Start Data for processing

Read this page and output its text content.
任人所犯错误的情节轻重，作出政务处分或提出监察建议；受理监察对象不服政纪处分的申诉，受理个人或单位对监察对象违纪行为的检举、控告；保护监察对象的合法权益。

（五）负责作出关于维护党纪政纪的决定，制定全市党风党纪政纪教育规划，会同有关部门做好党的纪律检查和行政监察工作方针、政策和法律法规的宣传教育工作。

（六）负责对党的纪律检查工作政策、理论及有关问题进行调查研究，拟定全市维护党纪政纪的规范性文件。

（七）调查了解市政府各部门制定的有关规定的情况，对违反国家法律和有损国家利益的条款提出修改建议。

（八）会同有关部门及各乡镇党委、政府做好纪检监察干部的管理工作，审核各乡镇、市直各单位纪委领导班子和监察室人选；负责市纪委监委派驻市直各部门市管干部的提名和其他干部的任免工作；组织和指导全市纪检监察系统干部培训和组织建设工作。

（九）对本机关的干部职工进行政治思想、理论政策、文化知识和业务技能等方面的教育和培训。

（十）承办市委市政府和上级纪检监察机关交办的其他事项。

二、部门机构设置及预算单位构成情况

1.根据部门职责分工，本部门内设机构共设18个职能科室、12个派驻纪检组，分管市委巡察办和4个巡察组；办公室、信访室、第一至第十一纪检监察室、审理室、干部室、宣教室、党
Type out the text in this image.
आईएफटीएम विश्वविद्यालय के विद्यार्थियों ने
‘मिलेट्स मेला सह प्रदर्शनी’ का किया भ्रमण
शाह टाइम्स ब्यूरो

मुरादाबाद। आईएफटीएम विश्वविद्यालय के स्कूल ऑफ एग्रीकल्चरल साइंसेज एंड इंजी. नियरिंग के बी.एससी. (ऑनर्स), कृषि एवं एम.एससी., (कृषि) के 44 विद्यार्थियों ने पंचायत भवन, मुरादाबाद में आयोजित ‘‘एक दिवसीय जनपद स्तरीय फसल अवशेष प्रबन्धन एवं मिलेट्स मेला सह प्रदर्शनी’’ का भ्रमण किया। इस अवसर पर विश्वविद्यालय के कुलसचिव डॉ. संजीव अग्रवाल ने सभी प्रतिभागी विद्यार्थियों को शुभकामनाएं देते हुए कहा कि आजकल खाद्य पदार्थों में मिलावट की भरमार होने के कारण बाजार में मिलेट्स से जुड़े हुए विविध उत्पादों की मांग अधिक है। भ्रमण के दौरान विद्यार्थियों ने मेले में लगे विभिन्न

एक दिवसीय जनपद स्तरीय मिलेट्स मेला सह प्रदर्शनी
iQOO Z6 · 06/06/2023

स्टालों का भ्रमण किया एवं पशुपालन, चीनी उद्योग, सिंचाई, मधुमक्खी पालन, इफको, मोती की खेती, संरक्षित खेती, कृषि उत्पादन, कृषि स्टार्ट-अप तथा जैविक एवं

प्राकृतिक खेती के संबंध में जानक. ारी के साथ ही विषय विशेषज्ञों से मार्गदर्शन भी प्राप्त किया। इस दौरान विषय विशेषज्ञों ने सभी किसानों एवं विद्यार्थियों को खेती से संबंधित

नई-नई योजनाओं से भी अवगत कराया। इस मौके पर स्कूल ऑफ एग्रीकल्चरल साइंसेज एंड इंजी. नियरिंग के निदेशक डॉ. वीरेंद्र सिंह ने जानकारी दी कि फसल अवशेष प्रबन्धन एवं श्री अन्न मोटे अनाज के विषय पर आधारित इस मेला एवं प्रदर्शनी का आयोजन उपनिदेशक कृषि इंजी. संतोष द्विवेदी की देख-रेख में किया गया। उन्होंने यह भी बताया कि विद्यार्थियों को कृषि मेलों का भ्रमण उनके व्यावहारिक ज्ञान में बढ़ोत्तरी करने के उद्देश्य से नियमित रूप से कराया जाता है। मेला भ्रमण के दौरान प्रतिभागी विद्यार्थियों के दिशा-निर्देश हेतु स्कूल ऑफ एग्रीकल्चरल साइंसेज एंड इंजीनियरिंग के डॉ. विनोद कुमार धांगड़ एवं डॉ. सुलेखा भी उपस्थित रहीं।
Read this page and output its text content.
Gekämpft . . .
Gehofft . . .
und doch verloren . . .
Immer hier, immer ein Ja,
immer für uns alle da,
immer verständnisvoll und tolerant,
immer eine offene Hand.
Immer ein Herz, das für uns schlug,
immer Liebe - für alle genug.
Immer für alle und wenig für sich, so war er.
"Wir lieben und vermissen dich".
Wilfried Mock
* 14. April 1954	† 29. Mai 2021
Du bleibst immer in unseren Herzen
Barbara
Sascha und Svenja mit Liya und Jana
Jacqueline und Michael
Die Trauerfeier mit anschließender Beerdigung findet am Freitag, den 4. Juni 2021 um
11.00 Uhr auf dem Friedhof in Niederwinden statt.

End Data for processing
Start Data for processing

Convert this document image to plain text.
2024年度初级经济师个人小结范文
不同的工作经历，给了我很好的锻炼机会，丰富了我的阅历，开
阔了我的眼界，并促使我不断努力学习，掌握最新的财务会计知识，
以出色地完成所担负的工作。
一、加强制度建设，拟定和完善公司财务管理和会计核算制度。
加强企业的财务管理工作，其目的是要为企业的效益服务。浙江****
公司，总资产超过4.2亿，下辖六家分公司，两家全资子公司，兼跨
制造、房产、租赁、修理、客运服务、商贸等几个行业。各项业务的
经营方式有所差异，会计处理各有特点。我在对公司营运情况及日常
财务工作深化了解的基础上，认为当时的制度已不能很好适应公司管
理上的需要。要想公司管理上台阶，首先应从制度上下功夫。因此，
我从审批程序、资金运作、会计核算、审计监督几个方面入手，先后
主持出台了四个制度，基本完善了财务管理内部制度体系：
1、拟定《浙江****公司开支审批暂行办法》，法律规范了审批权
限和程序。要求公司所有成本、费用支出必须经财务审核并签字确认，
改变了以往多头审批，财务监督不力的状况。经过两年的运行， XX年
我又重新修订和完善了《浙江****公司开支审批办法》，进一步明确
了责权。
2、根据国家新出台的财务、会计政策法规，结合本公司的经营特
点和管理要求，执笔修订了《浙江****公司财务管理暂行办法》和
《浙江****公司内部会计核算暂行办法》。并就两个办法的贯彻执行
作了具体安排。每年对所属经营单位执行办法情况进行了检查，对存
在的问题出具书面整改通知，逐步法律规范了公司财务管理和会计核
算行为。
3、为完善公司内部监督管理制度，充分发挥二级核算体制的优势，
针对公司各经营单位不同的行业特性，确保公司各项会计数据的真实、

End Data for processing

In the entries above, identify each line that includes the string "text", then copy it.

Read this page and output its text content.
Type out the text in this image.
Read this page and output its text content.
Convert this document image to plain text.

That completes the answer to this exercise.